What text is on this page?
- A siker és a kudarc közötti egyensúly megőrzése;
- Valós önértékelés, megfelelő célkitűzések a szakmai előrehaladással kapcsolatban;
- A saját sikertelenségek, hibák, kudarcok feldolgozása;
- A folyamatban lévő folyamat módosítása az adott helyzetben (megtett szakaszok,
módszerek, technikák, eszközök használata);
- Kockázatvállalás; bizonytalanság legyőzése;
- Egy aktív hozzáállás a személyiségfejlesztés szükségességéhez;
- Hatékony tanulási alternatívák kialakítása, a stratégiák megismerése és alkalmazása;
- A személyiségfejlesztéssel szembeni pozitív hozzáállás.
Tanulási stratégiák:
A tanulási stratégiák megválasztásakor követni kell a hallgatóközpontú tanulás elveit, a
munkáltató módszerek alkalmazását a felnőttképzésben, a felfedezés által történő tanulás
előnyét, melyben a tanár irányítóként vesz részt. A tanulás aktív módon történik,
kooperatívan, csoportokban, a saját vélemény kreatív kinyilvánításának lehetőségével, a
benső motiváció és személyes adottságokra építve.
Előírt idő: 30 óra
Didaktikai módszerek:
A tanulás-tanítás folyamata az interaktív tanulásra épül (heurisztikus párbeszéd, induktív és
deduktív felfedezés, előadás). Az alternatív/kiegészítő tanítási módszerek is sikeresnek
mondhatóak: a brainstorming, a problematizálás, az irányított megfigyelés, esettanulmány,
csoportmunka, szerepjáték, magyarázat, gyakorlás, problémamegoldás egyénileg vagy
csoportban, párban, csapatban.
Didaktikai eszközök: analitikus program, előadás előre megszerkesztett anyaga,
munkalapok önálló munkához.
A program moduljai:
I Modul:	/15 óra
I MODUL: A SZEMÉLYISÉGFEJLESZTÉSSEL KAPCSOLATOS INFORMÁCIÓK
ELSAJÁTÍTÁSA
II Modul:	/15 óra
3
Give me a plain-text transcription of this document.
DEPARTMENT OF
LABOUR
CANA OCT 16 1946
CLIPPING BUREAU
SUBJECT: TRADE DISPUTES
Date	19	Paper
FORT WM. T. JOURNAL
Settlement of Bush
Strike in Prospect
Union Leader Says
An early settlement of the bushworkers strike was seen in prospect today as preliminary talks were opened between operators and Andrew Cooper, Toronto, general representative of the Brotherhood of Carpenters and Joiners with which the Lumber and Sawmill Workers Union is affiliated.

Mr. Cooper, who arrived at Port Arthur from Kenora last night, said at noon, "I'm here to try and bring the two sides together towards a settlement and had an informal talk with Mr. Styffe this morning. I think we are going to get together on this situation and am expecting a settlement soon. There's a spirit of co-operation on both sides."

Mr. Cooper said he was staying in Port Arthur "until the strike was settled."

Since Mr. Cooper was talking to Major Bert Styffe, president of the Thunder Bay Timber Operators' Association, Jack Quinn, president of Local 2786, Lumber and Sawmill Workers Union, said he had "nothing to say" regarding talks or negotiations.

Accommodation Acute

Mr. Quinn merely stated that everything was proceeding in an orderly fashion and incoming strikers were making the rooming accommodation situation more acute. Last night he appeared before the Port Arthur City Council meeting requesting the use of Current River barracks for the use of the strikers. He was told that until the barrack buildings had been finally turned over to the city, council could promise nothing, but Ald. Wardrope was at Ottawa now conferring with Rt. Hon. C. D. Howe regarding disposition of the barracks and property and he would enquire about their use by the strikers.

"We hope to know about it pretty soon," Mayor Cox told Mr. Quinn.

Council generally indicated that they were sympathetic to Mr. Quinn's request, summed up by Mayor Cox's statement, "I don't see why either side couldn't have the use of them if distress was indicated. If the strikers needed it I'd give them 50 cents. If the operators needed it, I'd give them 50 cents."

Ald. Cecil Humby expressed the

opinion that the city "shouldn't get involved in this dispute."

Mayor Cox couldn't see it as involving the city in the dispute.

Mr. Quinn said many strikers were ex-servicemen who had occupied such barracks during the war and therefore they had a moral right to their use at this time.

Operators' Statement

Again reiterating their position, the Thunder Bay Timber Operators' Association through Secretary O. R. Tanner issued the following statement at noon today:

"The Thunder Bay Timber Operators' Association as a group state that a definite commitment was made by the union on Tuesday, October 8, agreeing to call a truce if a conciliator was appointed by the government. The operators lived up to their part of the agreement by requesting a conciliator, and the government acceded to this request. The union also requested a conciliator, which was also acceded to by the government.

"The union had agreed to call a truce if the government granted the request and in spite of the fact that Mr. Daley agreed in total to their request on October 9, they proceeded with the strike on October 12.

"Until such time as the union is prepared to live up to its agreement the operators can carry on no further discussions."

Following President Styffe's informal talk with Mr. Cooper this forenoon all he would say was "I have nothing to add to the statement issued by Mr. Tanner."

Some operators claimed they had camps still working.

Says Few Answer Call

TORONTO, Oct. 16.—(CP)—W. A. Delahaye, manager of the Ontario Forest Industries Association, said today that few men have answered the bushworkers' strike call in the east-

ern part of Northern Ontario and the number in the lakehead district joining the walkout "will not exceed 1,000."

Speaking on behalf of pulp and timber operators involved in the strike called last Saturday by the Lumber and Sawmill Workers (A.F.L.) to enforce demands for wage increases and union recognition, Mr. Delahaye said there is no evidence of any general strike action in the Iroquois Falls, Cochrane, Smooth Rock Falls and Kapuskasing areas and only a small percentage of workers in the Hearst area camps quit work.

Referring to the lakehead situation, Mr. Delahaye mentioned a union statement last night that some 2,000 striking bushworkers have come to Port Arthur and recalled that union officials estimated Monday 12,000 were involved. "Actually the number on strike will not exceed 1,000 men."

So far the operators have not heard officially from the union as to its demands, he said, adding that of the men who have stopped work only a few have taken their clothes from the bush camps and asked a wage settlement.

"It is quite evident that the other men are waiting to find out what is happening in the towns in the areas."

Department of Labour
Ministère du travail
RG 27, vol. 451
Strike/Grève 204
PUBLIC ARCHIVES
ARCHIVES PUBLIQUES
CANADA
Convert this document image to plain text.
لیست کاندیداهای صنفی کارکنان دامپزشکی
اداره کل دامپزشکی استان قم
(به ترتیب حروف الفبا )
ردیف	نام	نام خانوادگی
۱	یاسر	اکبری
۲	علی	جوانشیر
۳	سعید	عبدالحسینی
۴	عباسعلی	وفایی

------------------------------------------------------------

• [Stated exercise]: Gather each line holding the string "text".

• [Written solution]:
What text is on this page?
Give me a plain-text transcription of this document.
Convert this document image to plain text.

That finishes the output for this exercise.